**WHAT IS NEEDED:** Pick out every line that holds the string "الأول" and copy it.

____

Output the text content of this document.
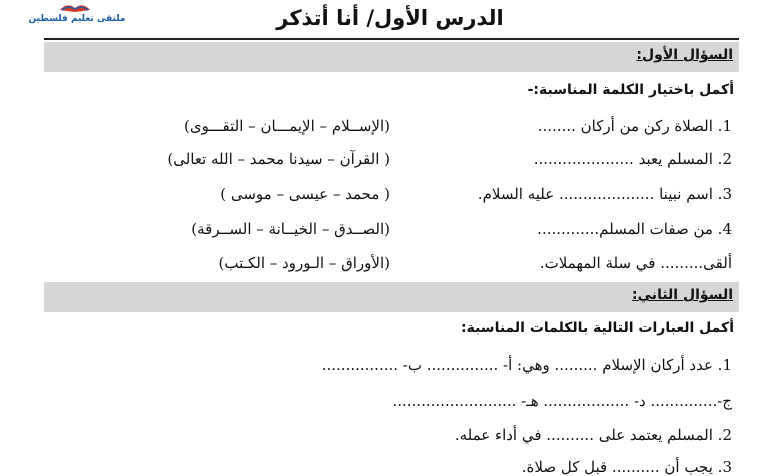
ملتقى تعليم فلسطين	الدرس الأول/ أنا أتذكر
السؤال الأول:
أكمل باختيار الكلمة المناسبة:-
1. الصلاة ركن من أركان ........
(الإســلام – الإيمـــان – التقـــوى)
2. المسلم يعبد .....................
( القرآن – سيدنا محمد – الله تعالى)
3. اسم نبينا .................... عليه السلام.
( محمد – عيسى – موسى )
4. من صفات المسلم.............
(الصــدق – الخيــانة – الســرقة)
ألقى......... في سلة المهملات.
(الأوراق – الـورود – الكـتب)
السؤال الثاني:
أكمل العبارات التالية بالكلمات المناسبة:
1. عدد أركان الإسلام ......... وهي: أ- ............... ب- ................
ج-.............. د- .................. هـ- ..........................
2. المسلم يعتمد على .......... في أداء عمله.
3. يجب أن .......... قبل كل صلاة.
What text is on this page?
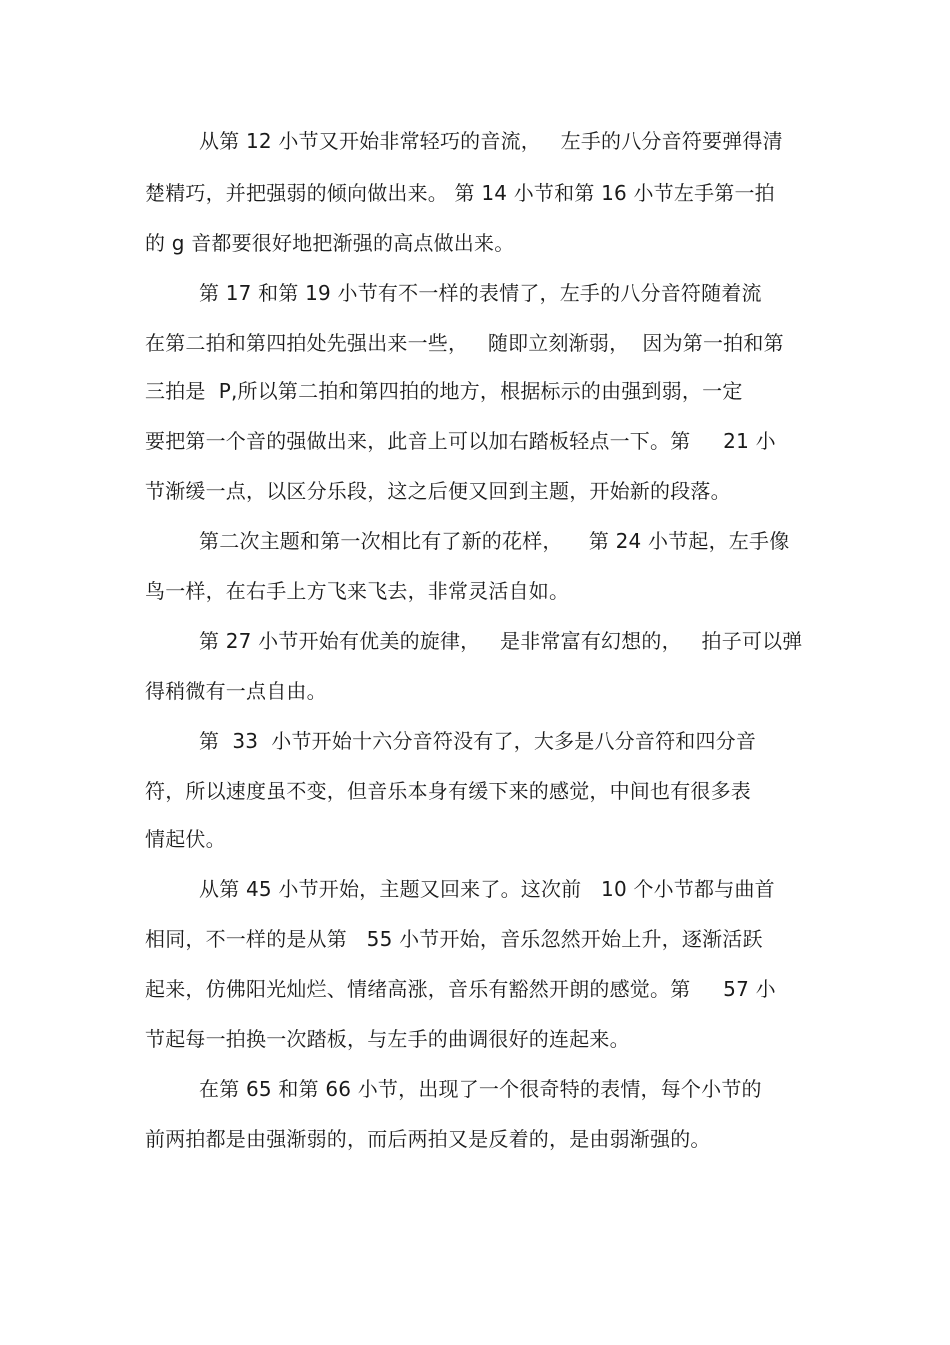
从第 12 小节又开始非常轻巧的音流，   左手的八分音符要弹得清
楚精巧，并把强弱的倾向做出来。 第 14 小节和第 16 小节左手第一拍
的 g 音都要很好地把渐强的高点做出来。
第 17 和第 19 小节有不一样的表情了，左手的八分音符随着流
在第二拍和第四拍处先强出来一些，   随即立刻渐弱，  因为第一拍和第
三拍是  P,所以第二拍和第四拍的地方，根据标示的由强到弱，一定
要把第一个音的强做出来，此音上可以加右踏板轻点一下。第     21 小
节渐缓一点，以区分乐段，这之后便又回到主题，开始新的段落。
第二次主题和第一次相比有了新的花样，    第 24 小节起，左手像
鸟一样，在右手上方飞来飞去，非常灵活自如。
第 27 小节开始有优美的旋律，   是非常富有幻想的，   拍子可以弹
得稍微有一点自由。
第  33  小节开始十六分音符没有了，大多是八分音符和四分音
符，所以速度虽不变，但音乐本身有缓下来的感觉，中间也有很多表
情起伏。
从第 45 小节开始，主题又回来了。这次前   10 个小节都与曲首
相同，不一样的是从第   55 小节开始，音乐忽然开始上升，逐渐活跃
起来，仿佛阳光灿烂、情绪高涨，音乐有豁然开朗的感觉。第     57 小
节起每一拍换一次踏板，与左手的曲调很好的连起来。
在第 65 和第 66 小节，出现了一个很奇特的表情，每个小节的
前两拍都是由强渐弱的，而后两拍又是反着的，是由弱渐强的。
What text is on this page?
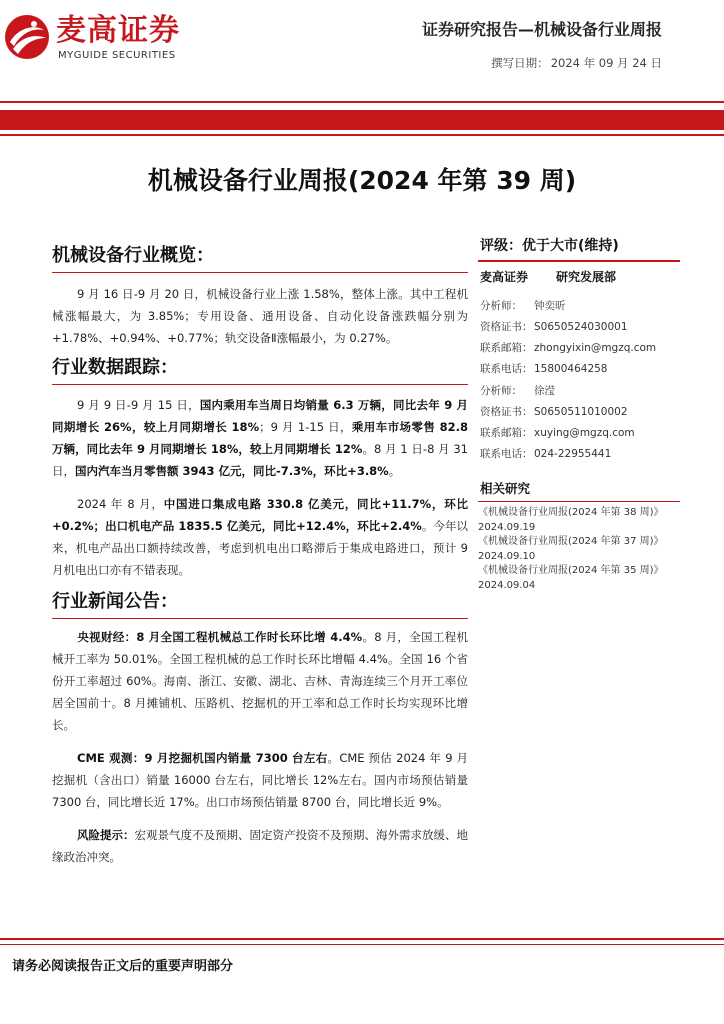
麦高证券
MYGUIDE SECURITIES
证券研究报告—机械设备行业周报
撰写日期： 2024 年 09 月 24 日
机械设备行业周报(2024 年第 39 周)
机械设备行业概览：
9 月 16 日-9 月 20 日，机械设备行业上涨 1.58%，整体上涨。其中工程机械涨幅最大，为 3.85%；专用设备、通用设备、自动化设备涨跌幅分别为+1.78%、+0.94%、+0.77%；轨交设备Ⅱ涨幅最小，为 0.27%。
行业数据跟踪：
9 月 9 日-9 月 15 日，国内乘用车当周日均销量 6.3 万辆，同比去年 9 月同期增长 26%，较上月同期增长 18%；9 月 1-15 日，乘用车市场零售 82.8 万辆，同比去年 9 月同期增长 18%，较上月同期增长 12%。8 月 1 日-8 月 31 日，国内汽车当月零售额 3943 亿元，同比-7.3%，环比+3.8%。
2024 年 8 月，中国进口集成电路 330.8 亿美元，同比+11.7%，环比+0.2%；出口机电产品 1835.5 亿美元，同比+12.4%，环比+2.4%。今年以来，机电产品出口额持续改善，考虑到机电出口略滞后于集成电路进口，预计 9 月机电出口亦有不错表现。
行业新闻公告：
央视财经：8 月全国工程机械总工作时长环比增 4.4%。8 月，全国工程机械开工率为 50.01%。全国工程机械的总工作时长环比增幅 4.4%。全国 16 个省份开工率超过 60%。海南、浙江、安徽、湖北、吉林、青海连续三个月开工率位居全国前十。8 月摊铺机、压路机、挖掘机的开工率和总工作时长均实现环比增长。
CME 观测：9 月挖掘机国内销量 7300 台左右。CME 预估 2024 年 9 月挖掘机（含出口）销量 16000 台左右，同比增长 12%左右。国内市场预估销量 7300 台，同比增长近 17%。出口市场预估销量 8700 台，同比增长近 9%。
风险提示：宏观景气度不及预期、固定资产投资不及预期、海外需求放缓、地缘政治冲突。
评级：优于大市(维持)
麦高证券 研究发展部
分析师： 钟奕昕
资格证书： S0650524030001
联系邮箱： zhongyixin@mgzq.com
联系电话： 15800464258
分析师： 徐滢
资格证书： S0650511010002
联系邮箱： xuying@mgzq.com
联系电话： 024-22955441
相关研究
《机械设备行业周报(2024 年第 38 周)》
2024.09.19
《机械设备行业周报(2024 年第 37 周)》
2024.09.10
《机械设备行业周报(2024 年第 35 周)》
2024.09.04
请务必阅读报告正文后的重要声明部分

____

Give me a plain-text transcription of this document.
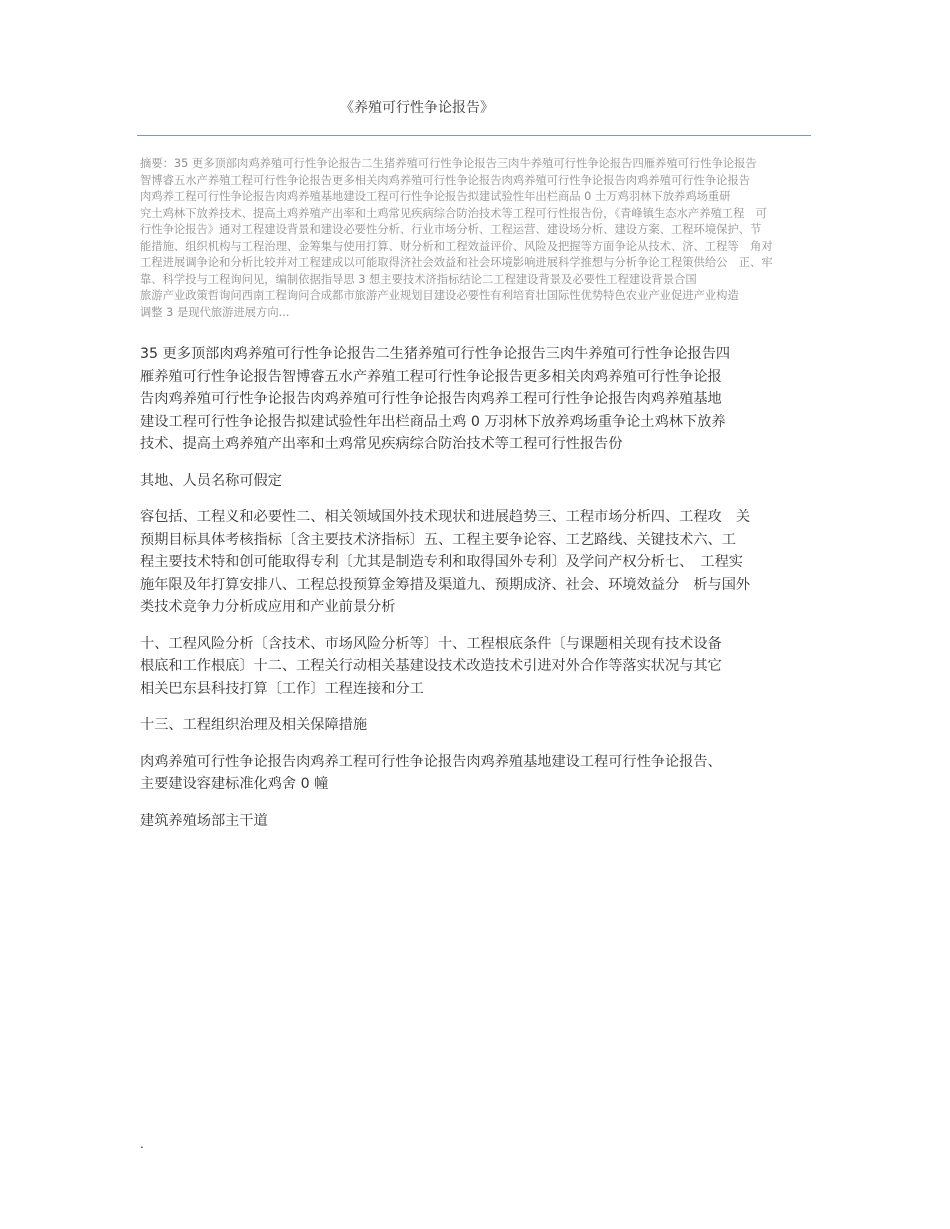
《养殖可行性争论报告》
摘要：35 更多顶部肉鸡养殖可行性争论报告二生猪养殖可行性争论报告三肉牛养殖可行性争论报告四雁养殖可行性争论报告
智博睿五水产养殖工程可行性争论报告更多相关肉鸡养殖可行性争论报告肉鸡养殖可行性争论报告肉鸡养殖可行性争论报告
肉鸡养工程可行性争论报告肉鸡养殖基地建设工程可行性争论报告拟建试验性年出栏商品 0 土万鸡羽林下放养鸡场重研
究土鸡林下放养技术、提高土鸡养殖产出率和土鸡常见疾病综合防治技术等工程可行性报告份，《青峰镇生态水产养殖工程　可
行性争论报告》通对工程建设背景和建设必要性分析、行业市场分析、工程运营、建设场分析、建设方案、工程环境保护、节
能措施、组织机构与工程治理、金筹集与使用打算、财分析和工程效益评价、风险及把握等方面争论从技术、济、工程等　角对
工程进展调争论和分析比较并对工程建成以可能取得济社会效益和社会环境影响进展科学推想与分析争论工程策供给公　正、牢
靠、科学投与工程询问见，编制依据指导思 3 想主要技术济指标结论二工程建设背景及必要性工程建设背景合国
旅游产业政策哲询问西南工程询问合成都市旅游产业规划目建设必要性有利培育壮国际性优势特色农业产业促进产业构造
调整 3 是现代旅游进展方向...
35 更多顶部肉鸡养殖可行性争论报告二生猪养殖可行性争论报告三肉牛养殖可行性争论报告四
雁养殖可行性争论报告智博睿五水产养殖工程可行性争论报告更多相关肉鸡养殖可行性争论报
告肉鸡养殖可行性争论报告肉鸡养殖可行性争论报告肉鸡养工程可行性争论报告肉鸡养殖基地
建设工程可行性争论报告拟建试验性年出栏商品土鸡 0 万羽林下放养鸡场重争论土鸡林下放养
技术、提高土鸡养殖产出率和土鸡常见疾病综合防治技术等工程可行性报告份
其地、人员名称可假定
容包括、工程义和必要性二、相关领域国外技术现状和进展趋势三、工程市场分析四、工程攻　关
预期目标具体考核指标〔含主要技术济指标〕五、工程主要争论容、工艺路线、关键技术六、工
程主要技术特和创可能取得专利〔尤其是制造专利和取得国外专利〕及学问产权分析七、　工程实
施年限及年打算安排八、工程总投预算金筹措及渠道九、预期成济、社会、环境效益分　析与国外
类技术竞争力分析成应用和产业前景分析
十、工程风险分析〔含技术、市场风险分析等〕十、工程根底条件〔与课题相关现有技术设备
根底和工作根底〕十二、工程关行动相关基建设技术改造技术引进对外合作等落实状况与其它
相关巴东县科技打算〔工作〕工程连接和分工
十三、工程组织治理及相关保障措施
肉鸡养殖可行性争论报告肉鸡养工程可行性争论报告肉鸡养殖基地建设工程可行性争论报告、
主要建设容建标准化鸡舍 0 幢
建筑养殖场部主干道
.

____

**REPLY:**
ملتقى تعليم فلسطين	الدرس الأول/ أنا أتذكر
السؤال الأول:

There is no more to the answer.